__Input rows__:
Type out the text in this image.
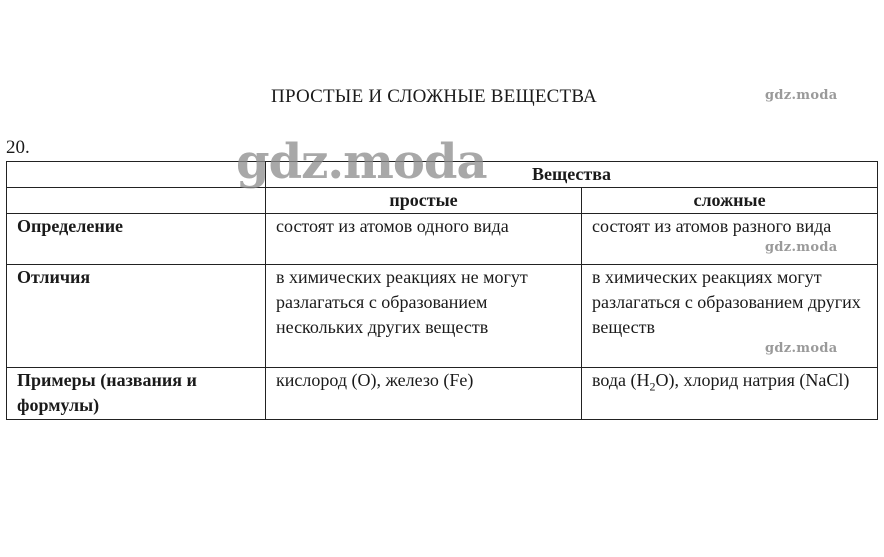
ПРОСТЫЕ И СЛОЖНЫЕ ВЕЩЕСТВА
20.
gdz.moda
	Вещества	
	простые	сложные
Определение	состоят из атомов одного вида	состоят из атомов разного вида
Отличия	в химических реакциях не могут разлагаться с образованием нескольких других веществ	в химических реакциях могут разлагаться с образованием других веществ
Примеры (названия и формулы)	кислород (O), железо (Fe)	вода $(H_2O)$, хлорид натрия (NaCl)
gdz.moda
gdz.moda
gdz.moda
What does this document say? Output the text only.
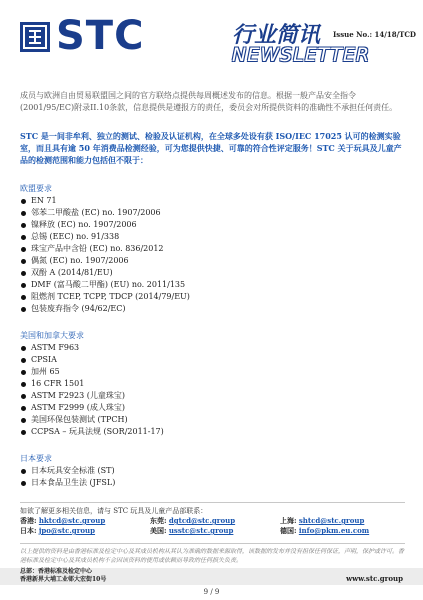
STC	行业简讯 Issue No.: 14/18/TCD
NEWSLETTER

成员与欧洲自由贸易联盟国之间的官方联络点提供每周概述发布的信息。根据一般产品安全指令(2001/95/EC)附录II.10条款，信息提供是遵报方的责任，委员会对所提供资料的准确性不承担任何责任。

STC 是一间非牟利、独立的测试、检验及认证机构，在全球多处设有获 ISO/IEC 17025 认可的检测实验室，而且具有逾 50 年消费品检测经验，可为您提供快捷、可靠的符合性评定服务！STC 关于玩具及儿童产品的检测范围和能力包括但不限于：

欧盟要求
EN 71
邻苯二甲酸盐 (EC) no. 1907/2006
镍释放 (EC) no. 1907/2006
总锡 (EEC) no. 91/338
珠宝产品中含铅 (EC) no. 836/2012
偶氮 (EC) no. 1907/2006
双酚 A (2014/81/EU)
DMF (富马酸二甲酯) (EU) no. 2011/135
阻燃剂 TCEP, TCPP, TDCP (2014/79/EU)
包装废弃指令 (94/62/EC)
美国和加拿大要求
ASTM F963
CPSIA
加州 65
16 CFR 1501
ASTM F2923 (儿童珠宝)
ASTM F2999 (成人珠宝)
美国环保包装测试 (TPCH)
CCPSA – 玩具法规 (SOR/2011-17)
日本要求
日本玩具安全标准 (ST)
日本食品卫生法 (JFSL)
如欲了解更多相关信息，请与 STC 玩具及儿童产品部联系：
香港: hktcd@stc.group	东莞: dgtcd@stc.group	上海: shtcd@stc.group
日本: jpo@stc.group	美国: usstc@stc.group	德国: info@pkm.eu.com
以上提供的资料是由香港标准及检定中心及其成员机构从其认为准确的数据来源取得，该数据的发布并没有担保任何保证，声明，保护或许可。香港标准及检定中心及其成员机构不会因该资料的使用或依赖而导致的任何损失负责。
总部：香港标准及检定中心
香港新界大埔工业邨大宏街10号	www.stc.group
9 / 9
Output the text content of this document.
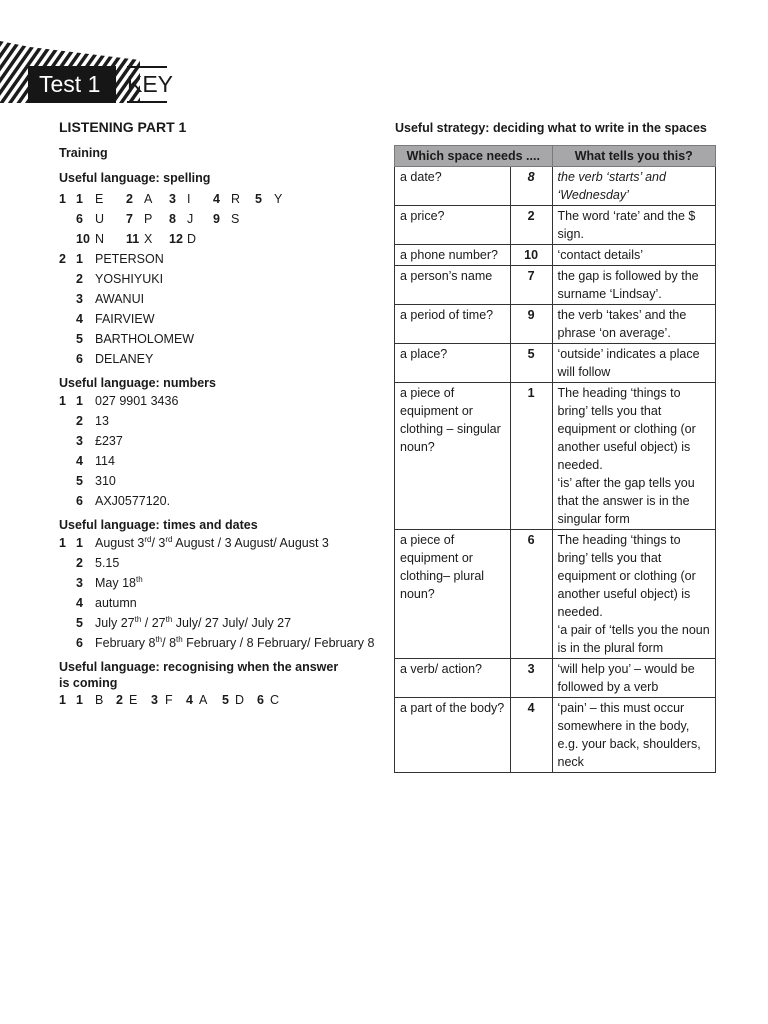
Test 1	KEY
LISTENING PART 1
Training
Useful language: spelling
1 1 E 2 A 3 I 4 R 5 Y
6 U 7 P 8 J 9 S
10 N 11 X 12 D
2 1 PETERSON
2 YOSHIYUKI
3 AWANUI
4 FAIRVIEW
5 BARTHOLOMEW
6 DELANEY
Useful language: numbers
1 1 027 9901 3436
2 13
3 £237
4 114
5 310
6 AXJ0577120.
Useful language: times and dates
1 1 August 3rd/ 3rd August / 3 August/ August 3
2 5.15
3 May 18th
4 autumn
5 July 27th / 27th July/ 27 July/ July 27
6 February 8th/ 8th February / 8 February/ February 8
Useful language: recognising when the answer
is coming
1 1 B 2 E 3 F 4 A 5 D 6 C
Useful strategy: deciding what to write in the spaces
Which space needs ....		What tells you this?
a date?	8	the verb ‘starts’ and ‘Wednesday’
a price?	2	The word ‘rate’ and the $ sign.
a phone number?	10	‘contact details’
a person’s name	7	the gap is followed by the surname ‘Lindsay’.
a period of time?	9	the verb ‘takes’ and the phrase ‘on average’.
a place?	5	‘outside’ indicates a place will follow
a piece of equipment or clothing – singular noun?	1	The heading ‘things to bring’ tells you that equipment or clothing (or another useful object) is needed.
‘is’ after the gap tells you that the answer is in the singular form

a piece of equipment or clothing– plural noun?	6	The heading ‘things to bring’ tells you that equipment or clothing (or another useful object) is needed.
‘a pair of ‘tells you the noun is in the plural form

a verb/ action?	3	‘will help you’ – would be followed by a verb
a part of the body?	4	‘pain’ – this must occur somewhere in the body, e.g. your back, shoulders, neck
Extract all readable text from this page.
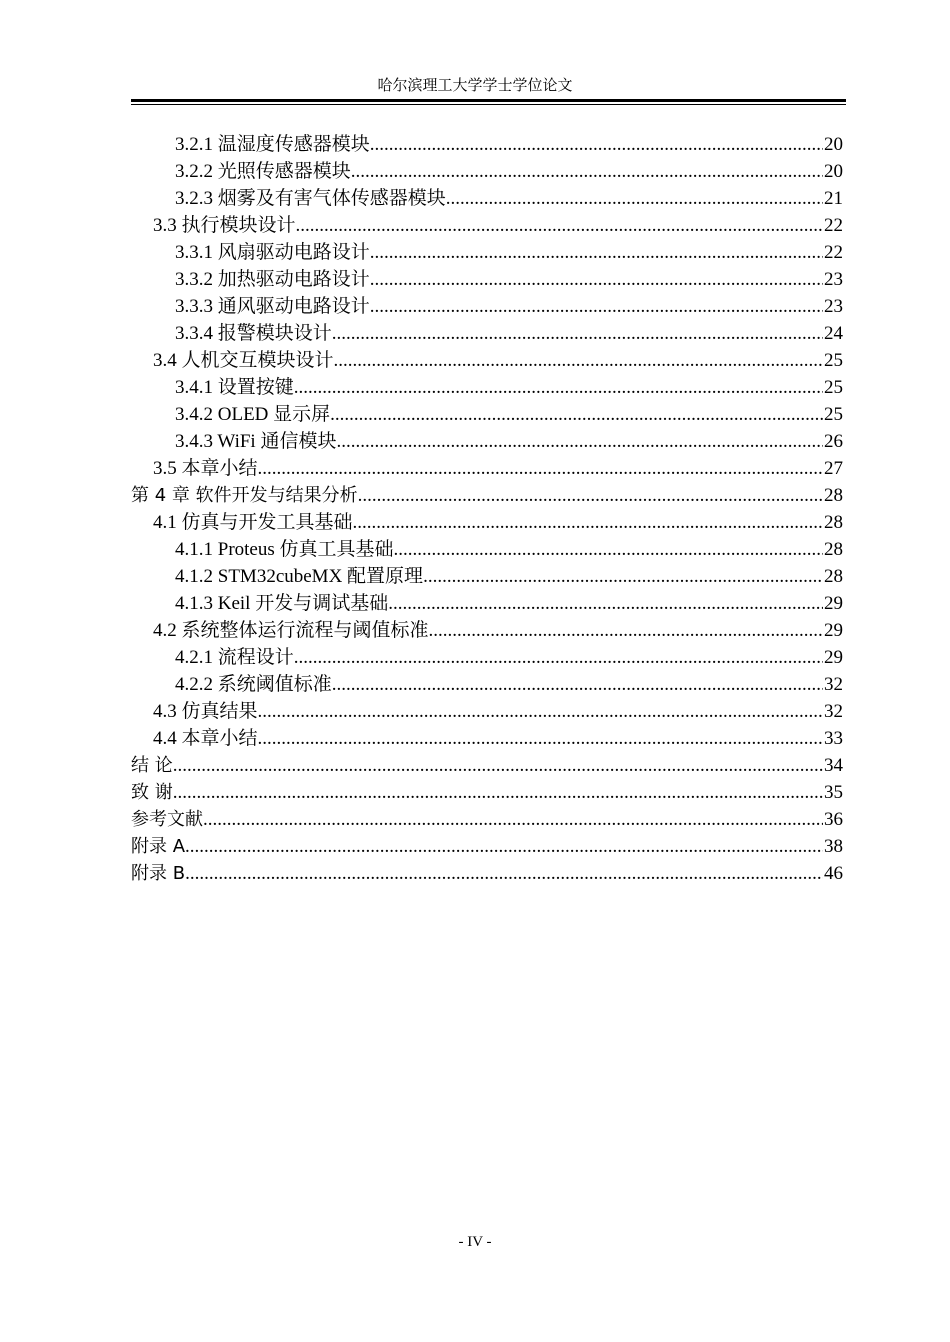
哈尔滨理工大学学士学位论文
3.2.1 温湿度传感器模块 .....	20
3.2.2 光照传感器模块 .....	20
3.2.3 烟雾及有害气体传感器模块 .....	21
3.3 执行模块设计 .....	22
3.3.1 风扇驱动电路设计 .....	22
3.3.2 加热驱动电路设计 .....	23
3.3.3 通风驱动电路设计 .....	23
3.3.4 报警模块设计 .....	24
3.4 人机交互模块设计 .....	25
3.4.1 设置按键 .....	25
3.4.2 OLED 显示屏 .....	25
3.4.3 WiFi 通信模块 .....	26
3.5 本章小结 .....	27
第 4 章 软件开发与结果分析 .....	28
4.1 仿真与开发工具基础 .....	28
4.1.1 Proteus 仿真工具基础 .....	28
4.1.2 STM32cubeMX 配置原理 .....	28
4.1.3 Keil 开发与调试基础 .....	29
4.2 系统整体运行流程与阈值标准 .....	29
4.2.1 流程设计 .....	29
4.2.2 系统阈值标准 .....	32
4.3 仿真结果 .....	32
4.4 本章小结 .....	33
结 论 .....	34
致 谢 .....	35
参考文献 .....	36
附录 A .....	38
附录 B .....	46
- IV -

__Aim__:
Drop the images and repeat the data exactly.

__Result for this task__:
Type out the text in this image.
ПРОСТЫЕ И СЛОЖНЫЕ ВЕЩЕСТВА
20.
gdz.moda
	Вещества	
	простые	сложные
Определение	состоят из атомов одного вида	состоят из атомов разного вида
Отличия	в химических реакциях не могут разлагаться с образованием нескольких других веществ	в химических реакциях могут разлагаться с образованием других веществ
Примеры (названия и формулы)	кислород (O), железо (Fe)	вода $(H_2O)$, хлорид натрия (NaCl)
gdz.moda
gdz.moda
gdz.moda
What does this document say? Output the text only.
STC	行业简讯 Issue No.: 14/18/TCD
NEWSLETTER

成员与欧洲自由贸易联盟国之间的官方联络点提供每周概述发布的信息。根据一般产品安全指令(2001/95/EC)附录II.10条款，信息提供是遵报方的责任，委员会对所提供资料的准确性不承担任何责任。

STC 是一间非牟利、独立的测试、检验及认证机构，在全球多处设有获 ISO/IEC 17025 认可的检测实验室，而且具有逾 50 年消费品检测经验，可为您提供快捷、可靠的符合性评定服务！STC 关于玩具及儿童产品的检测范围和能力包括但不限于：

欧盟要求
EN 71
邻苯二甲酸盐 (EC) no. 1907/2006
镍释放 (EC) no. 1907/2006
总锡 (EEC) no. 91/338
珠宝产品中含铅 (EC) no. 836/2012
偶氮 (EC) no. 1907/2006
双酚 A (2014/81/EU)
DMF (富马酸二甲酯) (EU) no. 2011/135
阻燃剂 TCEP, TCPP, TDCP (2014/79/EU)
包装废弃指令 (94/62/EC)
美国和加拿大要求
ASTM F963
CPSIA
加州 65
16 CFR 1501
ASTM F2923 (儿童珠宝)
ASTM F2999 (成人珠宝)
美国环保包装测试 (TPCH)
CCPSA – 玩具法规 (SOR/2011-17)
日本要求
日本玩具安全标准 (ST)
日本食品卫生法 (JFSL)
如欲了解更多相关信息，请与 STC 玩具及儿童产品部联系：
香港: hktcd@stc.group	东莞: dgtcd@stc.group	上海: shtcd@stc.group
日本: jpo@stc.group	美国: usstc@stc.group	德国: info@pkm.eu.com
以上提供的资料是由香港标准及检定中心及其成员机构从其认为准确的数据来源取得，该数据的发布并没有担保任何保证，声明，保护或许可。香港标准及检定中心及其成员机构不会因该资料的使用或依赖而导致的任何损失负责。
总部：香港标准及检定中心
香港新界大埔工业邨大宏街10号	www.stc.group
9 / 9
Output the text content of this document.
Test 1	KEY
LISTENING PART 1
Training
Useful language: spelling
1 1 E 2 A 3 I 4 R 5 Y
6 U 7 P 8 J 9 S
10 N 11 X 12 D
2 1 PETERSON
2 YOSHIYUKI
3 AWANUI
4 FAIRVIEW
5 BARTHOLOMEW
6 DELANEY
Useful language: numbers
1 1 027 9901 3436
2 13
3 £237
4 114
5 310
6 AXJ0577120.
Useful language: times and dates
1 1 August 3rd/ 3rd August / 3 August/ August 3
2 5.15
3 May 18th
4 autumn
5 July 27th / 27th July/ 27 July/ July 27
6 February 8th/ 8th February / 8 February/ February 8
Useful language: recognising when the answer
is coming
1 1 B 2 E 3 F 4 A 5 D 6 C
Useful strategy: deciding what to write in the spaces
Which space needs ....		What tells you this?
a date?	8	the verb ‘starts’ and ‘Wednesday’
a price?	2	The word ‘rate’ and the $ sign.
a phone number?	10	‘contact details’
a person’s name	7	the gap is followed by the surname ‘Lindsay’.
a period of time?	9	the verb ‘takes’ and the phrase ‘on average’.
a place?	5	‘outside’ indicates a place will follow
a piece of equipment or clothing – singular noun?	1	The heading ‘things to bring’ tells you that equipment or clothing (or another useful object) is needed.
‘is’ after the gap tells you that the answer is in the singular form

a piece of equipment or clothing– plural noun?	6	The heading ‘things to bring’ tells you that equipment or clothing (or another useful object) is needed.
‘a pair of ‘tells you the noun is in the plural form

a verb/ action?	3	‘will help you’ – would be followed by a verb
a part of the body?	4	‘pain’ – this must occur somewhere in the body, e.g. your back, shoulders, neck
Extract all readable text from this page.
哈尔滨理工大学学士学位论文
3.2.1 温湿度传感器模块 .....	20
3.2.2 光照传感器模块 .....	20
3.2.3 烟雾及有害气体传感器模块 .....	21
3.3 执行模块设计 .....	22
3.3.1 风扇驱动电路设计 .....	22
3.3.2 加热驱动电路设计 .....	23
3.3.3 通风驱动电路设计 .....	23
3.3.4 报警模块设计 .....	24
3.4 人机交互模块设计 .....	25
3.4.1 设置按键 .....	25
3.4.2 OLED 显示屏 .....	25
3.4.3 WiFi 通信模块 .....	26
3.5 本章小结 .....	27
第 4 章 软件开发与结果分析 .....	28
4.1 仿真与开发工具基础 .....	28
4.1.1 Proteus 仿真工具基础 .....	28
4.1.2 STM32cubeMX 配置原理 .....	28
4.1.3 Keil 开发与调试基础 .....	29
4.2 系统整体运行流程与阈值标准 .....	29
4.2.1 流程设计 .....	29
4.2.2 系统阈值标准 .....	32
4.3 仿真结果 .....	32
4.4 本章小结 .....	33
结 论 .....	34
致 谢 .....	35
参考文献 .....	36
附录 A .....	38
附录 B .....	46
- IV -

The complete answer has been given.